Return each line containing "JSON".

## start STORED RECORDS

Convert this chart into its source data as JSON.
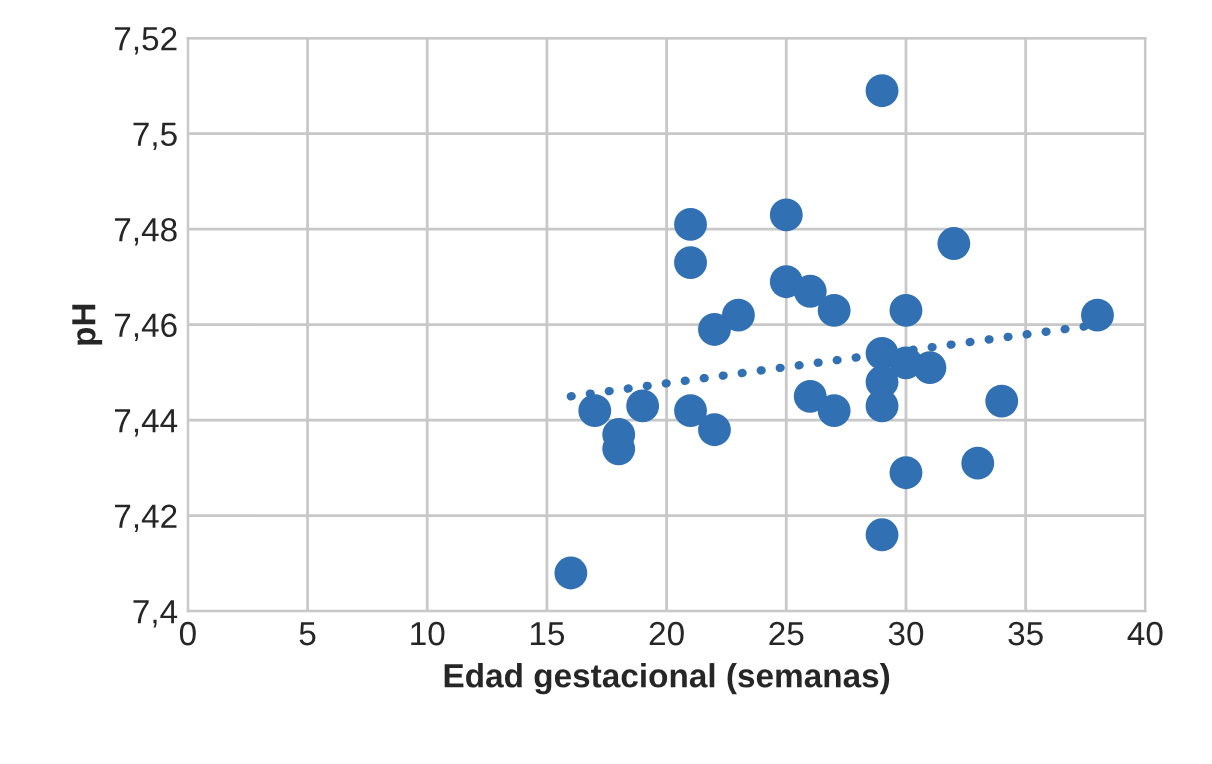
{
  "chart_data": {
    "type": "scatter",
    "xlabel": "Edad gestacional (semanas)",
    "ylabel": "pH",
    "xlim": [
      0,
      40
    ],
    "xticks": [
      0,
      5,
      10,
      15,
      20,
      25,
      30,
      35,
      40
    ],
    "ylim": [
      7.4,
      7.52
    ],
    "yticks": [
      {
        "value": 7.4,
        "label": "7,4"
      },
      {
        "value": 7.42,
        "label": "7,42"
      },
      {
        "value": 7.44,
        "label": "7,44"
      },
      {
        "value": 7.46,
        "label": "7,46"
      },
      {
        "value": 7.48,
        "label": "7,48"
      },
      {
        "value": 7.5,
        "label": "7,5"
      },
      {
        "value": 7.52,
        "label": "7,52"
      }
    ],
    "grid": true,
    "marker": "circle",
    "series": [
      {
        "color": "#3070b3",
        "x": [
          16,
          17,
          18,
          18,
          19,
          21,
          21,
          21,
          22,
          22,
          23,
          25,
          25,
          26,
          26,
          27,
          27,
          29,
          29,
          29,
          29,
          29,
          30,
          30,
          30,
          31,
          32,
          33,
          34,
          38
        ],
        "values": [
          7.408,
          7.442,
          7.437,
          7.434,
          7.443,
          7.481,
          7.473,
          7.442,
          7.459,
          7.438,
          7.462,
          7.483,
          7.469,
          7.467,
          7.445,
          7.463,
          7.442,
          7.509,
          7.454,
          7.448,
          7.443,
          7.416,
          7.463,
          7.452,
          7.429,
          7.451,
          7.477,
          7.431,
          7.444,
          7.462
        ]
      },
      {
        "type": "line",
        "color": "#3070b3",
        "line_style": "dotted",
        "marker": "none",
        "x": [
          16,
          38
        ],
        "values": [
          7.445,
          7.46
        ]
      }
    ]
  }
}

## end STORED RECORDS
## start STORED RECORDS

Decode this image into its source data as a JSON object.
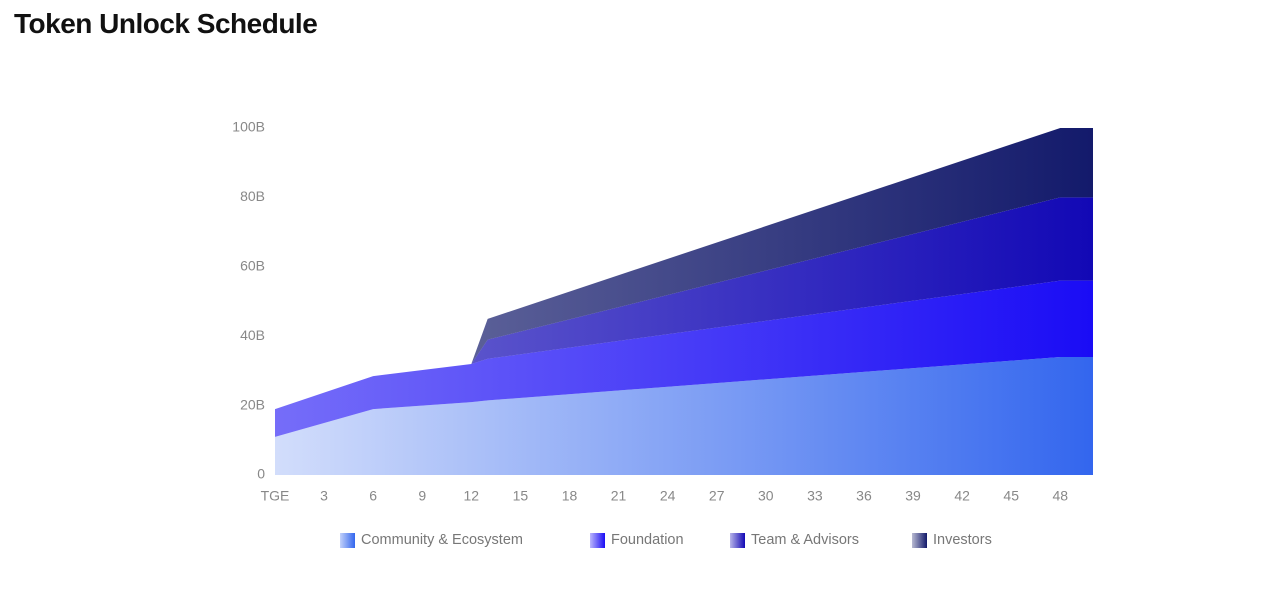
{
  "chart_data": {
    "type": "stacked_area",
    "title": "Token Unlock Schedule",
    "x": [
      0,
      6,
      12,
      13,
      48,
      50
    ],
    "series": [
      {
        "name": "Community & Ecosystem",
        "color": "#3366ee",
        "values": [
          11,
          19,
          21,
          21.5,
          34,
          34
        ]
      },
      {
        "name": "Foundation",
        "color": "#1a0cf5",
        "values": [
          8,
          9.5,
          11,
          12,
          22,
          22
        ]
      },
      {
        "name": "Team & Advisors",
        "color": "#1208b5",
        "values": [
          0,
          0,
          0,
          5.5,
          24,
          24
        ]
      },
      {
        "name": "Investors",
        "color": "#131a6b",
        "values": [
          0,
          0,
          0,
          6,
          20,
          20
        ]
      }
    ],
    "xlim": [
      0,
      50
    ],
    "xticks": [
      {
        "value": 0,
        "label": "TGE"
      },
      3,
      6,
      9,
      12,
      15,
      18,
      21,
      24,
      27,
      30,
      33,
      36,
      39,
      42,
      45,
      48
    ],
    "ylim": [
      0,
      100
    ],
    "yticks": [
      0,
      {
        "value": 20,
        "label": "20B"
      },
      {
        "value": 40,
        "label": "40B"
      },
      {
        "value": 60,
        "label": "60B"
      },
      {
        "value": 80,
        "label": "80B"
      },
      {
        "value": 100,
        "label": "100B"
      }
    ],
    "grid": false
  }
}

## end STORED RECORDS

▸ EXERCISE RESULT
Convert this chart into its source data as JSON.
Decode this image into its source data as a JSON object.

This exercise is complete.